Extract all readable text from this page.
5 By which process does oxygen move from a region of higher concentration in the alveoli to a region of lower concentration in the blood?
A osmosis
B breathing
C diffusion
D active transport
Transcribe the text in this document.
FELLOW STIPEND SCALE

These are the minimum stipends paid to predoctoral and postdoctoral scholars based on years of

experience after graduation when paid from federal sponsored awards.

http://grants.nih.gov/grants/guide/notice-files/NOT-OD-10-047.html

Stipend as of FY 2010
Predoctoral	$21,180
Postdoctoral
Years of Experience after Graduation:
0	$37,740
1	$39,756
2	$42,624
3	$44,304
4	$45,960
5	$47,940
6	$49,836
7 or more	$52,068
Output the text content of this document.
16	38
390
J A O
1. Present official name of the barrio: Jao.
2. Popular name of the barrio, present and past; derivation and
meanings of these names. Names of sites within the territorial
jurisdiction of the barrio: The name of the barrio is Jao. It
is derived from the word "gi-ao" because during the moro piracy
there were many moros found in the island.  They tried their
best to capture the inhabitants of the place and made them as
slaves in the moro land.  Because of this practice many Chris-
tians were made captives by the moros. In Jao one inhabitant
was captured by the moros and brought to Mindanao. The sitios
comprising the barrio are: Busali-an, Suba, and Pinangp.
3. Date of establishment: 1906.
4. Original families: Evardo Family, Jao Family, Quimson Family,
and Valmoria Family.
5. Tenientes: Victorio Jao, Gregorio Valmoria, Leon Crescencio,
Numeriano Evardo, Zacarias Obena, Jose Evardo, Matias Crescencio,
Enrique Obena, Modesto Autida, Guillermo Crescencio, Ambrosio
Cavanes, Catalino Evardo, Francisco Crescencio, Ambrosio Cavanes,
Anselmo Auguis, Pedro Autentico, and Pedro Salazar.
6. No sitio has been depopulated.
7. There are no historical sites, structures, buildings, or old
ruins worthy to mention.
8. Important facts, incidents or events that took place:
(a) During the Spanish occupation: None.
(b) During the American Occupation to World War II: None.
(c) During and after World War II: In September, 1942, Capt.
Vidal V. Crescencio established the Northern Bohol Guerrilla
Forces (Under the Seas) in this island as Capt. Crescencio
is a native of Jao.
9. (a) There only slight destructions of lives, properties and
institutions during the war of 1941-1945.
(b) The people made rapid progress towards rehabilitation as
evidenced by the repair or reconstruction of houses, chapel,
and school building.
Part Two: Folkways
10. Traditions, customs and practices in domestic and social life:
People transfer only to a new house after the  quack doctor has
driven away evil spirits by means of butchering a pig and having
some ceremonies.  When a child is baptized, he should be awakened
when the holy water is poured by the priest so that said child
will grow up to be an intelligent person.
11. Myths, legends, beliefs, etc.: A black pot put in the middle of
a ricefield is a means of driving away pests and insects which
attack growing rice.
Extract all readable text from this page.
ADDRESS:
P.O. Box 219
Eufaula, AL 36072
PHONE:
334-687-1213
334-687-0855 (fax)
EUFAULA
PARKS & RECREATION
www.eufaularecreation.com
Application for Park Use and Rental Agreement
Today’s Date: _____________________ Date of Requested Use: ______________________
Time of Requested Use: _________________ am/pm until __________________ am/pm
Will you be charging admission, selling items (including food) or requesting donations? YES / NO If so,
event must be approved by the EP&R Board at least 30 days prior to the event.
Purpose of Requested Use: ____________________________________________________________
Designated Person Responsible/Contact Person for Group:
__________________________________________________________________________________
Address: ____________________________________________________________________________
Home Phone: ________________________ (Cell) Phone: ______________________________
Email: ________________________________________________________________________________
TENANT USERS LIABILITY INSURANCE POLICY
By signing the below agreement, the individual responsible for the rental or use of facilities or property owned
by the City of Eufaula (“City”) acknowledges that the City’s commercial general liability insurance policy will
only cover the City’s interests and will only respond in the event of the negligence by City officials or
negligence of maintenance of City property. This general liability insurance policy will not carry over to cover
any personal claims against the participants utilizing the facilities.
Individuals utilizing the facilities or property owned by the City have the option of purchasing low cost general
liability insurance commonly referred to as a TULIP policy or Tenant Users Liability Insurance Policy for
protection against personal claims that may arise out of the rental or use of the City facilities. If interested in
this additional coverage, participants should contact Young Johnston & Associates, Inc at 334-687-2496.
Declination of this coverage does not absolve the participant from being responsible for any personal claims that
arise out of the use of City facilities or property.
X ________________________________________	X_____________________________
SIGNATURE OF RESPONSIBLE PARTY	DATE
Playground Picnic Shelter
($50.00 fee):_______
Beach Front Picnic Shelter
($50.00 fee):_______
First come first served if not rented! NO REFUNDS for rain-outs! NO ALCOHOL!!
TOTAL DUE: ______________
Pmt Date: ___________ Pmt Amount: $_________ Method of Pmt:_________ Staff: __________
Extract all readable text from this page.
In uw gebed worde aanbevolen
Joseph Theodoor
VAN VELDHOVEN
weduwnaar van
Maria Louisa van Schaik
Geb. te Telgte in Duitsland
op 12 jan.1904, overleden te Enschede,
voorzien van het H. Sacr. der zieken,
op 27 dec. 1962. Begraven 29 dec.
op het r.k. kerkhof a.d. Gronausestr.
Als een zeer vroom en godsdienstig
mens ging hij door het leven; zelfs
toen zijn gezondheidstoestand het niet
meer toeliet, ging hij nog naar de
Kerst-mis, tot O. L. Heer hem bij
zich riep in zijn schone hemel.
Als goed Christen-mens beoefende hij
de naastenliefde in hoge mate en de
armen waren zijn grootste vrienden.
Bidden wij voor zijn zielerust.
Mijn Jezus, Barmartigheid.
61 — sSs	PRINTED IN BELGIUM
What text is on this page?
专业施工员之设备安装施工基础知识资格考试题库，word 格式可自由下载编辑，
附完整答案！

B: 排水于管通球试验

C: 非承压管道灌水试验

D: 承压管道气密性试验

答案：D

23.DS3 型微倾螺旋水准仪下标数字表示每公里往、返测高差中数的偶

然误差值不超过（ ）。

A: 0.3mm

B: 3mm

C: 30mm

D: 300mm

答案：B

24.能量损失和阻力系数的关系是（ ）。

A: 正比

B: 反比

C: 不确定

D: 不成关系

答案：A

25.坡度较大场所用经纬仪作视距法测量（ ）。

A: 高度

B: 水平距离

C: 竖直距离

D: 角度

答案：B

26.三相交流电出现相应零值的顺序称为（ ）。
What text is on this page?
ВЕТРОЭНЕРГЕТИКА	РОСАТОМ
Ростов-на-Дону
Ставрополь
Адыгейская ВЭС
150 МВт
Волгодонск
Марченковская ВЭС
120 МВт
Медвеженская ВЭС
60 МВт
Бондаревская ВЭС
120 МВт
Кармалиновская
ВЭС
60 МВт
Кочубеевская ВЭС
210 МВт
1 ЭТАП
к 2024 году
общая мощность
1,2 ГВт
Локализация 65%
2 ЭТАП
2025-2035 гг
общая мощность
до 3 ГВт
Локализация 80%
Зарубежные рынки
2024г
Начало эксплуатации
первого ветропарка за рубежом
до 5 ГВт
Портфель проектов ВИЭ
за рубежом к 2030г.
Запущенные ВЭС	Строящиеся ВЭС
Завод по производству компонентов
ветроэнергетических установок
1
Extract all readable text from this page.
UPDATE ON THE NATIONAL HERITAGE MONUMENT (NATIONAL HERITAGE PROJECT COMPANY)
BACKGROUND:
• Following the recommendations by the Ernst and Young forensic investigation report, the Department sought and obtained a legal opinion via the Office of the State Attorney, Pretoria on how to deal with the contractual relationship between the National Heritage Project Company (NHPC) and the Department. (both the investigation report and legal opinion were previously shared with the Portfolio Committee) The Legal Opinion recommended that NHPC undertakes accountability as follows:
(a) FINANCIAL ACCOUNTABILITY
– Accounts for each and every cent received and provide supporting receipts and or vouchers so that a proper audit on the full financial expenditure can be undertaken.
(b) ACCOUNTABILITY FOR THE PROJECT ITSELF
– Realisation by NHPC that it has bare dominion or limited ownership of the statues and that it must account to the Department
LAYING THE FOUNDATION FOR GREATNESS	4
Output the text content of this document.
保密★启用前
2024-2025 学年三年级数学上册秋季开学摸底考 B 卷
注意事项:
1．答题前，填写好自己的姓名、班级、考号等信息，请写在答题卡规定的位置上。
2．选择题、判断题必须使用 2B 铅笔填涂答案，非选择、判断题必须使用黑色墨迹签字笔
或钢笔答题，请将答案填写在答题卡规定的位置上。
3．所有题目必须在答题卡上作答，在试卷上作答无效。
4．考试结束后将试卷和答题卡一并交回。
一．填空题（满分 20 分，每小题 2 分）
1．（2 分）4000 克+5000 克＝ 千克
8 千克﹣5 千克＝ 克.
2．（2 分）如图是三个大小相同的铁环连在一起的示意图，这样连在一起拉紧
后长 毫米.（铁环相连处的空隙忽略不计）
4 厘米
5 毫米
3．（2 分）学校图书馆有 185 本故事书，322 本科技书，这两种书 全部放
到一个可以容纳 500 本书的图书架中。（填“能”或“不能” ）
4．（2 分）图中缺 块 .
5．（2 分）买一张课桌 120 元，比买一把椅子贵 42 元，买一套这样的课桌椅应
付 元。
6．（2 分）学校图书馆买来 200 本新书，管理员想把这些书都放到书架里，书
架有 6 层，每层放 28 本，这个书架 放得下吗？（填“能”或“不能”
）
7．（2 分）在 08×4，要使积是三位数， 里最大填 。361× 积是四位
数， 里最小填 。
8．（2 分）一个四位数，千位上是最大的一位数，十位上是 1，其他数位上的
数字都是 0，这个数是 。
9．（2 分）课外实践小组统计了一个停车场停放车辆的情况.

WHAT YOU ARE ASKED TO DO => Filter the entries down to the lines containing "Evardo". Copy each of those lines.

FULL SOLUTION =>
4. Original families: Evardo Family, Jao Family, Quimson Family,
Numeriano Evardo, Zacarias Obena, Jose Evardo, Matias Crescencio,
Cavanes, Catalino Evardo, Francisco Crescencio, Ambrosio Cavanes,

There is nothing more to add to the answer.